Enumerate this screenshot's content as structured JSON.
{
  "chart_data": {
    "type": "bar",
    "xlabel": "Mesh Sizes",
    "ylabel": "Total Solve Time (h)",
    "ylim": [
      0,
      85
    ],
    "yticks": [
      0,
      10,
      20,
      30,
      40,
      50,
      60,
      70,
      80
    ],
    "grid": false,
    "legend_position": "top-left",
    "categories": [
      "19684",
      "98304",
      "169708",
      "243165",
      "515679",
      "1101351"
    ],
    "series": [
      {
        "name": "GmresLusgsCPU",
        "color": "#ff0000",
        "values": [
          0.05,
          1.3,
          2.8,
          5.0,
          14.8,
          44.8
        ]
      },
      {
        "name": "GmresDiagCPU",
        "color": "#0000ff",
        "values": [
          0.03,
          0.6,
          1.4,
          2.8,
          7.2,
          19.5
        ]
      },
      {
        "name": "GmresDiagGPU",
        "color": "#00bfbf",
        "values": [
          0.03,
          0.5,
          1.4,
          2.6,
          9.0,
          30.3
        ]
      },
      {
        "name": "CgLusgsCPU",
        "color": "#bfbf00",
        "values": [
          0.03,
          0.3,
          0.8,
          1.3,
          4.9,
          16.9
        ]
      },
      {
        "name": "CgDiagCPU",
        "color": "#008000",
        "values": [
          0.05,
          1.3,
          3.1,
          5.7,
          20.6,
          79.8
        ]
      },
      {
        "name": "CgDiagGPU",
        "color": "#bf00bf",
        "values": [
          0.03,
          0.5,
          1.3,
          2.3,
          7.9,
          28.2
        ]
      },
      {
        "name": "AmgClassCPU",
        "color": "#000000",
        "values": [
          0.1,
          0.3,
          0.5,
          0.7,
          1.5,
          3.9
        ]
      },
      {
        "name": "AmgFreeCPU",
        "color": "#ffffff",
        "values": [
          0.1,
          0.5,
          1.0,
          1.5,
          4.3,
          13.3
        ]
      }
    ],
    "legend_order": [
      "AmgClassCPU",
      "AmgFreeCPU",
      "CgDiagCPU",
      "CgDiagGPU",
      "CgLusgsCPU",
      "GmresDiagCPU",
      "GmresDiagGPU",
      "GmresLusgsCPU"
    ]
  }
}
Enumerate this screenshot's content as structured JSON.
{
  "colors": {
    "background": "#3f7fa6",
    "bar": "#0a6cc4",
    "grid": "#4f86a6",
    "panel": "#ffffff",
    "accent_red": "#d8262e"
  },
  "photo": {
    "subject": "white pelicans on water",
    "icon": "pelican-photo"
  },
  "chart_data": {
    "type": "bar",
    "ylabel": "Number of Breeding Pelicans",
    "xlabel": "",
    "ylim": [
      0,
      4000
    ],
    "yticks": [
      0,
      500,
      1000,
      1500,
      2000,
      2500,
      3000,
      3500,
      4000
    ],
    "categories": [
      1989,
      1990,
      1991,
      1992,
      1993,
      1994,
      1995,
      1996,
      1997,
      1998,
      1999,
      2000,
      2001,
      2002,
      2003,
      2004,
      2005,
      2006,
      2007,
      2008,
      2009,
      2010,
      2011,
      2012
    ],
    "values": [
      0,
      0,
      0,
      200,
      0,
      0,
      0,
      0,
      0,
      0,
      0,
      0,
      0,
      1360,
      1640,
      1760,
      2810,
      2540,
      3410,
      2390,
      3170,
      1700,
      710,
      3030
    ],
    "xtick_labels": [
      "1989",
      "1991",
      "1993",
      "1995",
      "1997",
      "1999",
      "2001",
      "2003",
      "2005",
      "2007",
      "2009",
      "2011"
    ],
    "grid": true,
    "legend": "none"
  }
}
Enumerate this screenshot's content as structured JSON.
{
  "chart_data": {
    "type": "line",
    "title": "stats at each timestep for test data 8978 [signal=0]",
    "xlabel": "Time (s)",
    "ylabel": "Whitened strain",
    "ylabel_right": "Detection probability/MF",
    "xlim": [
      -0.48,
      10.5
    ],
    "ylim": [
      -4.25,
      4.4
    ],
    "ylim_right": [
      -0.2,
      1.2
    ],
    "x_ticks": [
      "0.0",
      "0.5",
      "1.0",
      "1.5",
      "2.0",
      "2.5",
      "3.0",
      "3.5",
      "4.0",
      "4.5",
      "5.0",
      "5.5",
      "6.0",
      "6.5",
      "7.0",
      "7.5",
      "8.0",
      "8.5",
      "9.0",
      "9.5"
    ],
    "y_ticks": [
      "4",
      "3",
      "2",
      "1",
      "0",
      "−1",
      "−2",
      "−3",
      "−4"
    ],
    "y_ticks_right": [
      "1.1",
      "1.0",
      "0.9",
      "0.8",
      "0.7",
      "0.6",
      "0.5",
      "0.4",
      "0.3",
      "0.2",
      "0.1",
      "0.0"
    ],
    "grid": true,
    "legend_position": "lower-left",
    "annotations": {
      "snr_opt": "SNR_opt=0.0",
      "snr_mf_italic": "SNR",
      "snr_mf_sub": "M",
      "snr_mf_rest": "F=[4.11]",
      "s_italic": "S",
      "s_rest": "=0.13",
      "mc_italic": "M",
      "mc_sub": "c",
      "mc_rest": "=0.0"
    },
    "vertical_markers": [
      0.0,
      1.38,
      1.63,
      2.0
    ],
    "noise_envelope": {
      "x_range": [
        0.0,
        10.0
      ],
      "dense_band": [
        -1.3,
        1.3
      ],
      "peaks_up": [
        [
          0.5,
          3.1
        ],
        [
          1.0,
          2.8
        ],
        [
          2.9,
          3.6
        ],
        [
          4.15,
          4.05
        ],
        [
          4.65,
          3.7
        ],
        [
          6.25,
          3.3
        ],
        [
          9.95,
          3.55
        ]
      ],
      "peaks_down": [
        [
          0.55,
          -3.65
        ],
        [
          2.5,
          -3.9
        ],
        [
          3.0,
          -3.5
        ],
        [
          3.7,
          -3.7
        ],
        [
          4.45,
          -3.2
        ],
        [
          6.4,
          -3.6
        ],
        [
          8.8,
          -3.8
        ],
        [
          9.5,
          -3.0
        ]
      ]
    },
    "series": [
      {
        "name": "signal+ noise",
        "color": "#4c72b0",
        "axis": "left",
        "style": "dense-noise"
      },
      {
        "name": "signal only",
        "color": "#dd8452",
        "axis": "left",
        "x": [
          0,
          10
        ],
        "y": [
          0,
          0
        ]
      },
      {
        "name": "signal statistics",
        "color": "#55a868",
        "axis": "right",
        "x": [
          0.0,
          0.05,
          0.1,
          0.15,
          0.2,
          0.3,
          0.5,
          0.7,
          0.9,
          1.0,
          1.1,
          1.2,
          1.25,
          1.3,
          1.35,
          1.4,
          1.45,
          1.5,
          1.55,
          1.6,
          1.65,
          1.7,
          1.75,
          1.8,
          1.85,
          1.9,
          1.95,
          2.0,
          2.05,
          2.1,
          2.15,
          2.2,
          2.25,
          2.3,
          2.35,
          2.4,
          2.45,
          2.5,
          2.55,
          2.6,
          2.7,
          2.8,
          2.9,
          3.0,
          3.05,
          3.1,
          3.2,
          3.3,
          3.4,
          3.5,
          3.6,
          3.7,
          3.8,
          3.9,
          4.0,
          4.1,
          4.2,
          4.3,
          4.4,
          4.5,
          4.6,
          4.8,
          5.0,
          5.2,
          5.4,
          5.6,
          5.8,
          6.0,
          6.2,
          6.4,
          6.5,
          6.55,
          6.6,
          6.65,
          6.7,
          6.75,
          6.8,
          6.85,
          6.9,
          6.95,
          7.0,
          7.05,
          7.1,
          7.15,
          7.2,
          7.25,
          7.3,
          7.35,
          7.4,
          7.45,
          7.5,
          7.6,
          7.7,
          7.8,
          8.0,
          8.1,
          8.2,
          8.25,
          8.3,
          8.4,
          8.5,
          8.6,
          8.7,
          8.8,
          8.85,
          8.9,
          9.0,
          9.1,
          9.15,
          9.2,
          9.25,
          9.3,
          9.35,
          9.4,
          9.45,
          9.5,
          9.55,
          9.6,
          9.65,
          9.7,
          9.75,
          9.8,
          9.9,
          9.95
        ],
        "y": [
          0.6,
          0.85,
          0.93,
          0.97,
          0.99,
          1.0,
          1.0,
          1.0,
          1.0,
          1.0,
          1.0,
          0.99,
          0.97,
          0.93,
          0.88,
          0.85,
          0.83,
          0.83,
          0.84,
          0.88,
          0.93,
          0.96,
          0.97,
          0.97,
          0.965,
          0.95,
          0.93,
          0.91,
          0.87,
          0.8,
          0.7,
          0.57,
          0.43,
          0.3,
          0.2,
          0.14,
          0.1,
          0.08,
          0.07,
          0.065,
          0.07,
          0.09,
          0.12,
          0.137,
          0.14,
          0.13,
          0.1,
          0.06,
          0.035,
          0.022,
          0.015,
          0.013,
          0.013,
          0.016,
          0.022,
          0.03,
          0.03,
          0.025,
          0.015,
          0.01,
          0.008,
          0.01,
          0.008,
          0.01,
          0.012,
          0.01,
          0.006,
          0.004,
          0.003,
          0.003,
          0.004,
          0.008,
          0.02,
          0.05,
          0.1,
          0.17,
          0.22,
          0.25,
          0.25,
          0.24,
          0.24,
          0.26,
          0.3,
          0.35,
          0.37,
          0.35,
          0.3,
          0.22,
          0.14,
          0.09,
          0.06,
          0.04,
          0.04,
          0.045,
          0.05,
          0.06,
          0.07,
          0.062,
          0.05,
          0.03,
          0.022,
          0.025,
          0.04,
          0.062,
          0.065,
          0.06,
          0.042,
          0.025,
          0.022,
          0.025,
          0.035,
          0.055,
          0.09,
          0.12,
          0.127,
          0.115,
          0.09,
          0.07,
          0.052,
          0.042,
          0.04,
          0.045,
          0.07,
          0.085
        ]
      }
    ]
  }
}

▸ EXERCISE
What is the number of lines that hold the string "signal"? Give it alone.

▸ SOLUTION BELOW
4